§ **Your task**
Return each line of the listing that contains the string "circle".

-.-.-

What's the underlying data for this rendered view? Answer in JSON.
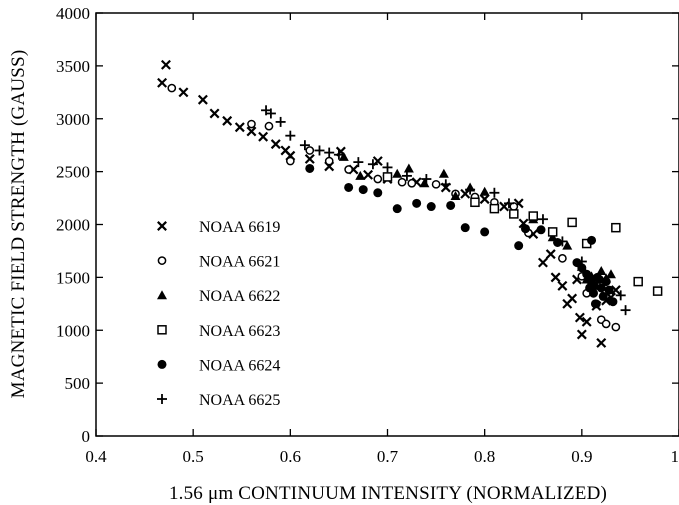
{
  "chart_data": {
    "type": "scatter",
    "title": "",
    "xlabel": "1.56 μm CONTINUUM INTENSITY (NORMALIZED)",
    "ylabel": "MAGNETIC FIELD STRENGTH (GAUSS)",
    "xlim": [
      0.4,
      1.0
    ],
    "ylim": [
      0,
      4000
    ],
    "x_ticks": [
      0.4,
      0.5,
      0.6,
      0.7,
      0.8,
      0.9,
      1.0
    ],
    "x_tick_labels": [
      "0.4",
      "0.5",
      "0.6",
      "0.7",
      "0.8",
      "0.9",
      "1"
    ],
    "y_ticks": [
      0,
      500,
      1000,
      1500,
      2000,
      2500,
      3000,
      3500,
      4000
    ],
    "y_tick_labels": [
      "0",
      "500",
      "1000",
      "1500",
      "2000",
      "2500",
      "3000",
      "3500",
      "4000"
    ],
    "grid": false,
    "legend_position": "left",
    "series": [
      {
        "name": "NOAA 6619",
        "marker": "x",
        "points": [
          [
            0.472,
            3510
          ],
          [
            0.468,
            3340
          ],
          [
            0.49,
            3250
          ],
          [
            0.51,
            3180
          ],
          [
            0.522,
            3050
          ],
          [
            0.535,
            2980
          ],
          [
            0.548,
            2920
          ],
          [
            0.56,
            2880
          ],
          [
            0.572,
            2830
          ],
          [
            0.585,
            2760
          ],
          [
            0.595,
            2700
          ],
          [
            0.6,
            2650
          ],
          [
            0.62,
            2620
          ],
          [
            0.64,
            2550
          ],
          [
            0.652,
            2690
          ],
          [
            0.665,
            2520
          ],
          [
            0.68,
            2470
          ],
          [
            0.69,
            2600
          ],
          [
            0.7,
            2430
          ],
          [
            0.73,
            2400
          ],
          [
            0.76,
            2350
          ],
          [
            0.78,
            2290
          ],
          [
            0.8,
            2240
          ],
          [
            0.82,
            2170
          ],
          [
            0.835,
            2200
          ],
          [
            0.84,
            2010
          ],
          [
            0.85,
            1910
          ],
          [
            0.86,
            1640
          ],
          [
            0.868,
            1720
          ],
          [
            0.873,
            1500
          ],
          [
            0.88,
            1420
          ],
          [
            0.885,
            1250
          ],
          [
            0.89,
            1300
          ],
          [
            0.895,
            1480
          ],
          [
            0.898,
            1120
          ],
          [
            0.9,
            960
          ],
          [
            0.905,
            1080
          ],
          [
            0.91,
            1360
          ],
          [
            0.915,
            1230
          ],
          [
            0.92,
            880
          ],
          [
            0.925,
            1280
          ],
          [
            0.93,
            1310
          ],
          [
            0.935,
            1380
          ]
        ]
      },
      {
        "name": "NOAA 6621",
        "marker": "circle-open",
        "points": [
          [
            0.478,
            3290
          ],
          [
            0.56,
            2950
          ],
          [
            0.578,
            2930
          ],
          [
            0.6,
            2600
          ],
          [
            0.62,
            2700
          ],
          [
            0.64,
            2600
          ],
          [
            0.66,
            2520
          ],
          [
            0.69,
            2430
          ],
          [
            0.715,
            2400
          ],
          [
            0.725,
            2390
          ],
          [
            0.75,
            2380
          ],
          [
            0.77,
            2290
          ],
          [
            0.79,
            2260
          ],
          [
            0.81,
            2210
          ],
          [
            0.83,
            2170
          ],
          [
            0.845,
            1920
          ],
          [
            0.88,
            1680
          ],
          [
            0.9,
            1510
          ],
          [
            0.905,
            1350
          ],
          [
            0.91,
            1400
          ],
          [
            0.915,
            1250
          ],
          [
            0.92,
            1100
          ],
          [
            0.925,
            1060
          ],
          [
            0.935,
            1030
          ]
        ]
      },
      {
        "name": "NOAA 6622",
        "marker": "triangle-filled",
        "points": [
          [
            0.655,
            2640
          ],
          [
            0.672,
            2460
          ],
          [
            0.71,
            2480
          ],
          [
            0.722,
            2530
          ],
          [
            0.738,
            2390
          ],
          [
            0.758,
            2480
          ],
          [
            0.77,
            2270
          ],
          [
            0.785,
            2350
          ],
          [
            0.8,
            2310
          ],
          [
            0.85,
            2050
          ],
          [
            0.87,
            1880
          ],
          [
            0.885,
            1800
          ],
          [
            0.9,
            1600
          ],
          [
            0.905,
            1480
          ],
          [
            0.91,
            1510
          ],
          [
            0.915,
            1420
          ],
          [
            0.92,
            1560
          ],
          [
            0.925,
            1490
          ],
          [
            0.93,
            1530
          ]
        ]
      },
      {
        "name": "NOAA 6623",
        "marker": "square-open",
        "points": [
          [
            0.7,
            2450
          ],
          [
            0.79,
            2210
          ],
          [
            0.81,
            2150
          ],
          [
            0.83,
            2100
          ],
          [
            0.85,
            2080
          ],
          [
            0.87,
            1930
          ],
          [
            0.89,
            2020
          ],
          [
            0.905,
            1820
          ],
          [
            0.935,
            1970
          ],
          [
            0.958,
            1460
          ],
          [
            0.978,
            1370
          ]
        ]
      },
      {
        "name": "NOAA 6624",
        "marker": "circle-filled",
        "points": [
          [
            0.62,
            2530
          ],
          [
            0.66,
            2350
          ],
          [
            0.675,
            2330
          ],
          [
            0.69,
            2300
          ],
          [
            0.71,
            2150
          ],
          [
            0.73,
            2200
          ],
          [
            0.745,
            2170
          ],
          [
            0.765,
            2180
          ],
          [
            0.78,
            1970
          ],
          [
            0.8,
            1930
          ],
          [
            0.835,
            1800
          ],
          [
            0.842,
            1960
          ],
          [
            0.858,
            1950
          ],
          [
            0.875,
            1830
          ],
          [
            0.895,
            1640
          ],
          [
            0.9,
            1590
          ],
          [
            0.905,
            1530
          ],
          [
            0.908,
            1400
          ],
          [
            0.91,
            1450
          ],
          [
            0.912,
            1350
          ],
          [
            0.914,
            1250
          ],
          [
            0.916,
            1500
          ],
          [
            0.918,
            1480
          ],
          [
            0.92,
            1400
          ],
          [
            0.922,
            1320
          ],
          [
            0.925,
            1460
          ],
          [
            0.928,
            1380
          ],
          [
            0.932,
            1270
          ],
          [
            0.91,
            1850
          ]
        ]
      },
      {
        "name": "NOAA 6625",
        "marker": "plus",
        "points": [
          [
            0.575,
            3080
          ],
          [
            0.58,
            3050
          ],
          [
            0.59,
            2970
          ],
          [
            0.6,
            2840
          ],
          [
            0.615,
            2750
          ],
          [
            0.63,
            2700
          ],
          [
            0.64,
            2680
          ],
          [
            0.65,
            2660
          ],
          [
            0.67,
            2590
          ],
          [
            0.685,
            2570
          ],
          [
            0.7,
            2540
          ],
          [
            0.72,
            2460
          ],
          [
            0.74,
            2430
          ],
          [
            0.76,
            2380
          ],
          [
            0.785,
            2330
          ],
          [
            0.81,
            2300
          ],
          [
            0.825,
            2200
          ],
          [
            0.86,
            2050
          ],
          [
            0.88,
            1840
          ],
          [
            0.9,
            1650
          ],
          [
            0.94,
            1330
          ],
          [
            0.945,
            1190
          ]
        ]
      }
    ]
  }
}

-.-.-

§ **Worked answer**
        "marker": "circle-open",
        "marker": "circle-filled",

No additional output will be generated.